**AIM OF THE EXERCISE**
Below is a block of records. Copy every line in it that contains the word "second".

**MATERIAL FOR THIS EXERCISE**
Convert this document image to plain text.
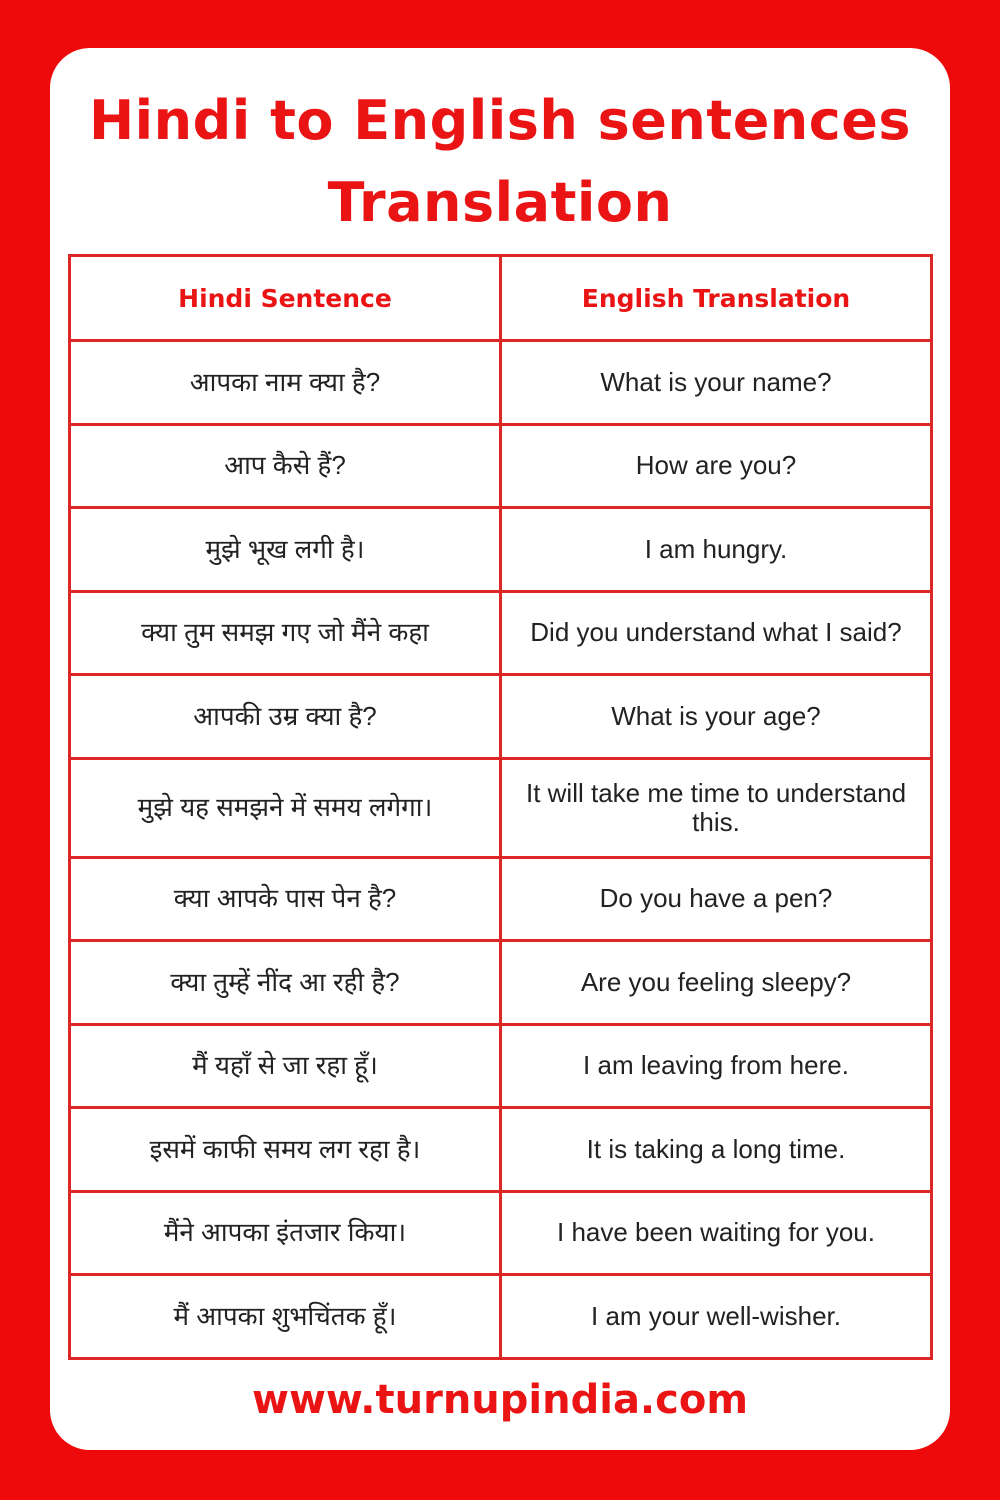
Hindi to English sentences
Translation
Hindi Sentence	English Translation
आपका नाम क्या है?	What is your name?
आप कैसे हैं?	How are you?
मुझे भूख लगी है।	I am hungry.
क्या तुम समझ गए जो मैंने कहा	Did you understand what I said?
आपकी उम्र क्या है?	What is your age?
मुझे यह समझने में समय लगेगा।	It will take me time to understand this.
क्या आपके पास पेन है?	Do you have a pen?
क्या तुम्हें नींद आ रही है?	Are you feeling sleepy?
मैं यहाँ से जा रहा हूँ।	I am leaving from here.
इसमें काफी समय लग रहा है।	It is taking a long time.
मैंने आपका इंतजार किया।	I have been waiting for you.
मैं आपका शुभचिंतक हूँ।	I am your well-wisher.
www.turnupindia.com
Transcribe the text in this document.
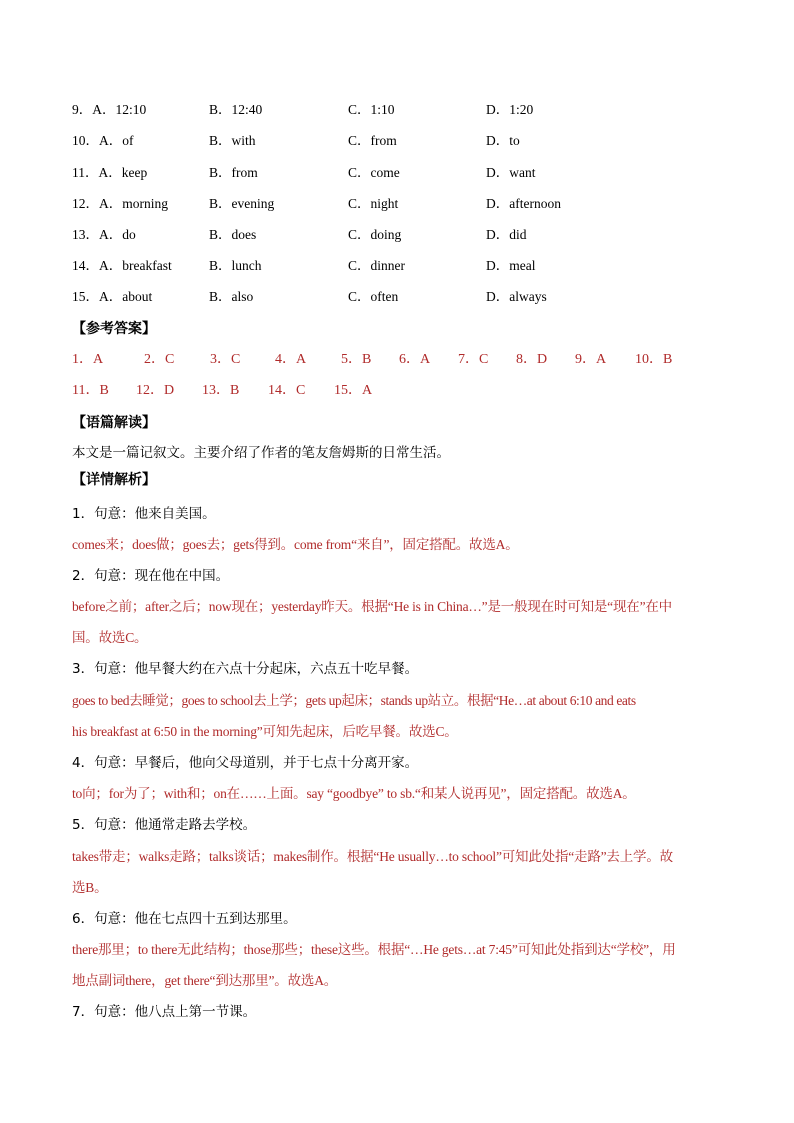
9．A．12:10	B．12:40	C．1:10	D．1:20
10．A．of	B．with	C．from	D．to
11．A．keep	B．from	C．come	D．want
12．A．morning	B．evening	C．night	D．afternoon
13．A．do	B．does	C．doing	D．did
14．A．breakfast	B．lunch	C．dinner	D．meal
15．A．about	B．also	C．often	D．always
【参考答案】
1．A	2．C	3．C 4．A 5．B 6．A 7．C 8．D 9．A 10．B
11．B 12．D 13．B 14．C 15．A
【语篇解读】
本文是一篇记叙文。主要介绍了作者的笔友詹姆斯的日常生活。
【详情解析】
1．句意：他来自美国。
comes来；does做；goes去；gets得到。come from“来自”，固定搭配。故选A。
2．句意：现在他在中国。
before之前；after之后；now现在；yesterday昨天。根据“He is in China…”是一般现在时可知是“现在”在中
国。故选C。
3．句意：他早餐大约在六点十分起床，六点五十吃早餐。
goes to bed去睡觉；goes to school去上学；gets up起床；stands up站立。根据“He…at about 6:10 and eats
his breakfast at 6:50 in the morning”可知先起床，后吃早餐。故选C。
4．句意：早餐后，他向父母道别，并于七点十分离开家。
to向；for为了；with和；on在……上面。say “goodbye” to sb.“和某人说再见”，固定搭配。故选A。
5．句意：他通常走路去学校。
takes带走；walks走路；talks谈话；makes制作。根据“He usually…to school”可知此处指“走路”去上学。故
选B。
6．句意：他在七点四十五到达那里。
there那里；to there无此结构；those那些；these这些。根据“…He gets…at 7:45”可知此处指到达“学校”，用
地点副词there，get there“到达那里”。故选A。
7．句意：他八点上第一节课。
==
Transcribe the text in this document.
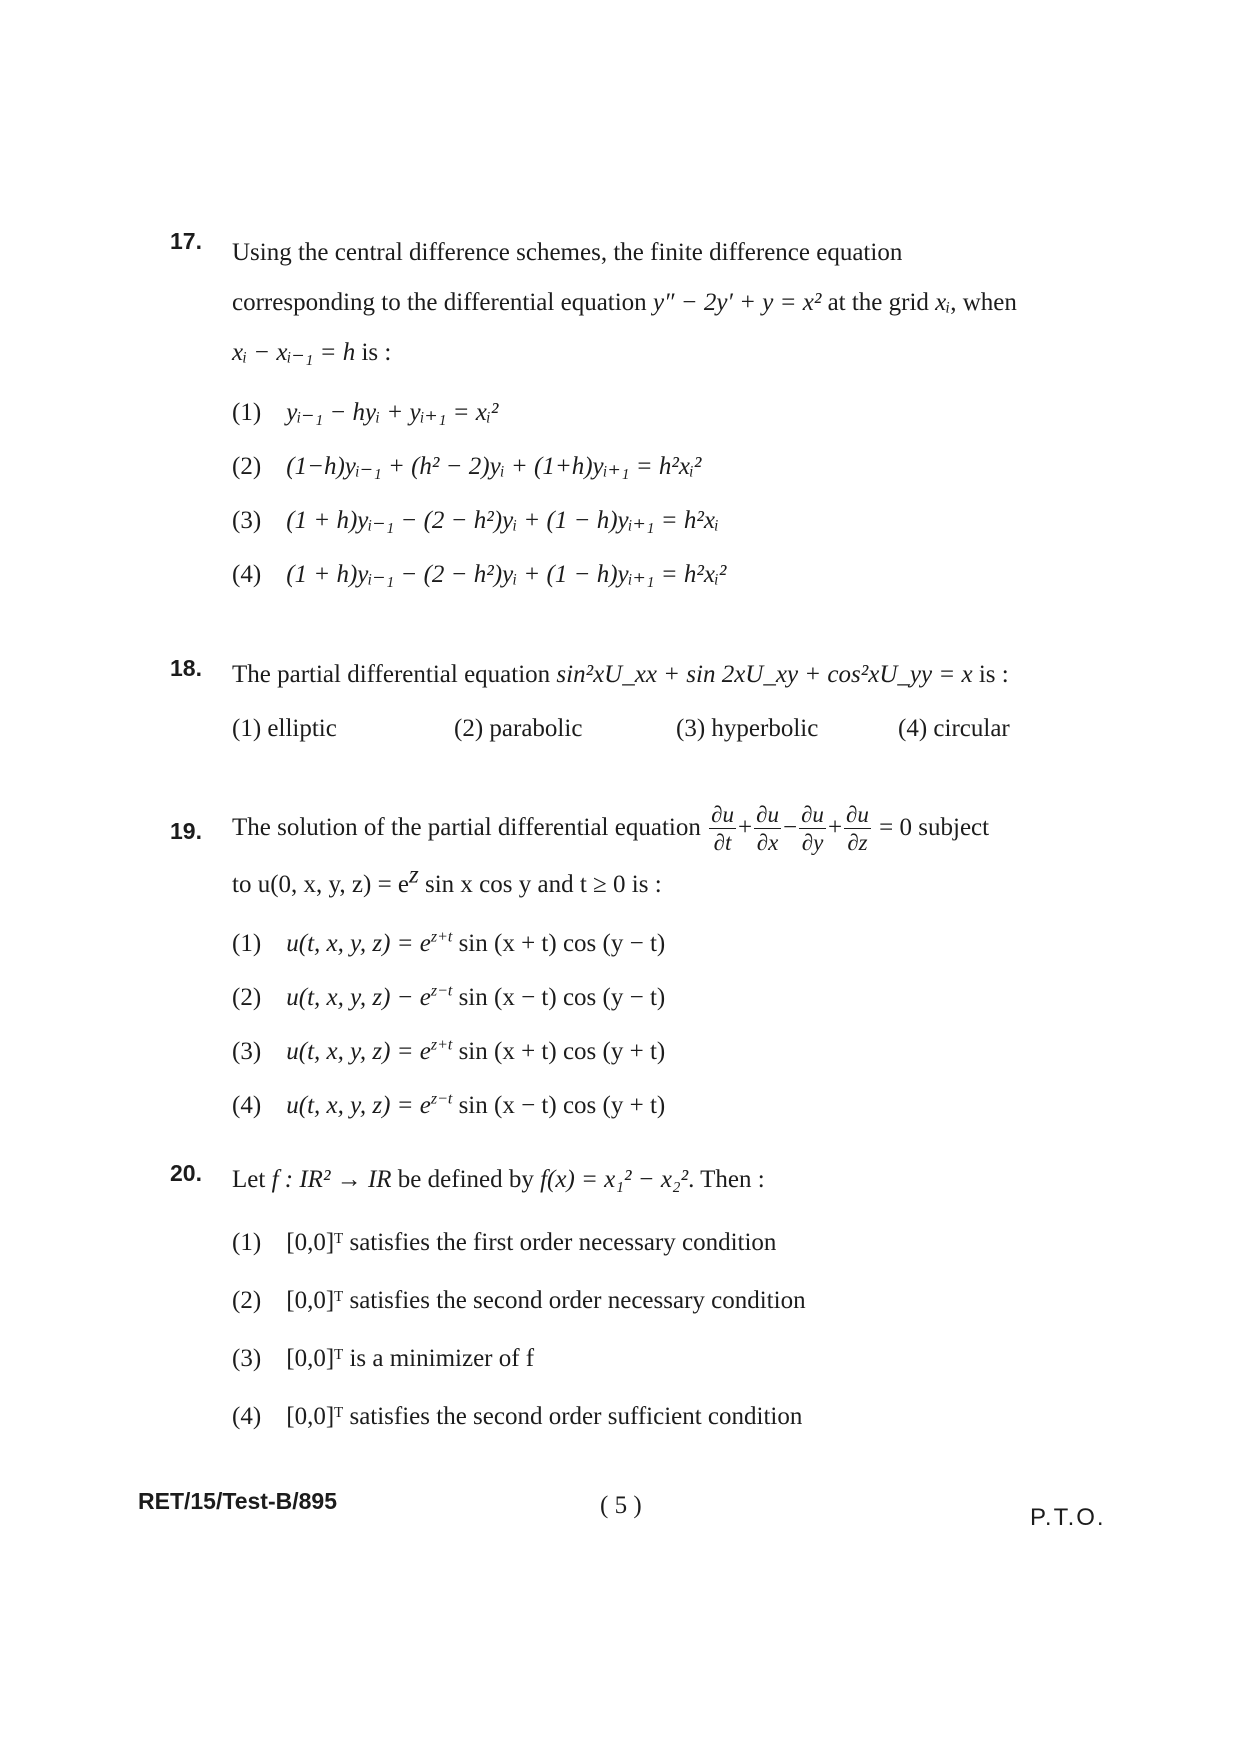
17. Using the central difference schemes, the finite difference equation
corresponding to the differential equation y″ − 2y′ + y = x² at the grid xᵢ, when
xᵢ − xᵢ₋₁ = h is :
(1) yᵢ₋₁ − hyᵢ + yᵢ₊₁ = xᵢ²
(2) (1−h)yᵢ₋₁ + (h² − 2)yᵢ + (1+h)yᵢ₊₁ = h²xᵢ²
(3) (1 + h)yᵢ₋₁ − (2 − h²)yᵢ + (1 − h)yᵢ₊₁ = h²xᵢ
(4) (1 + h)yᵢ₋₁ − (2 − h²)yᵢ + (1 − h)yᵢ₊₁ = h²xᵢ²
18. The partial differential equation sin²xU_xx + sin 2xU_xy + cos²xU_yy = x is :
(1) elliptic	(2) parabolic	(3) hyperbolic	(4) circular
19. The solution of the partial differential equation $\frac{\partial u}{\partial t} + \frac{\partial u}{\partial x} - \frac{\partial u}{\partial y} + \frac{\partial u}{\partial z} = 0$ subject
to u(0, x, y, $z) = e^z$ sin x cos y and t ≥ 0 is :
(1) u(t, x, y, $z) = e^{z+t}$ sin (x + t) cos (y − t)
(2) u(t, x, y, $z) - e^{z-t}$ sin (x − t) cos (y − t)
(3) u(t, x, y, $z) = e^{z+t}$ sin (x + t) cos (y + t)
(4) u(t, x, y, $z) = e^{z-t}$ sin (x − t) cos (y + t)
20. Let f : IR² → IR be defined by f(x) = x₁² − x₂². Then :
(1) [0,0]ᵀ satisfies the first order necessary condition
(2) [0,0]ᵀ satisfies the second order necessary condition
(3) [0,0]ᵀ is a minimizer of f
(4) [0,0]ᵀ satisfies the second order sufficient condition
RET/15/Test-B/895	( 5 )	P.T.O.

**TASK RESULT**
(2) [0,0]ᵀ satisfies the second order necessary condition
(4) [0,0]ᵀ satisfies the second order sufficient condition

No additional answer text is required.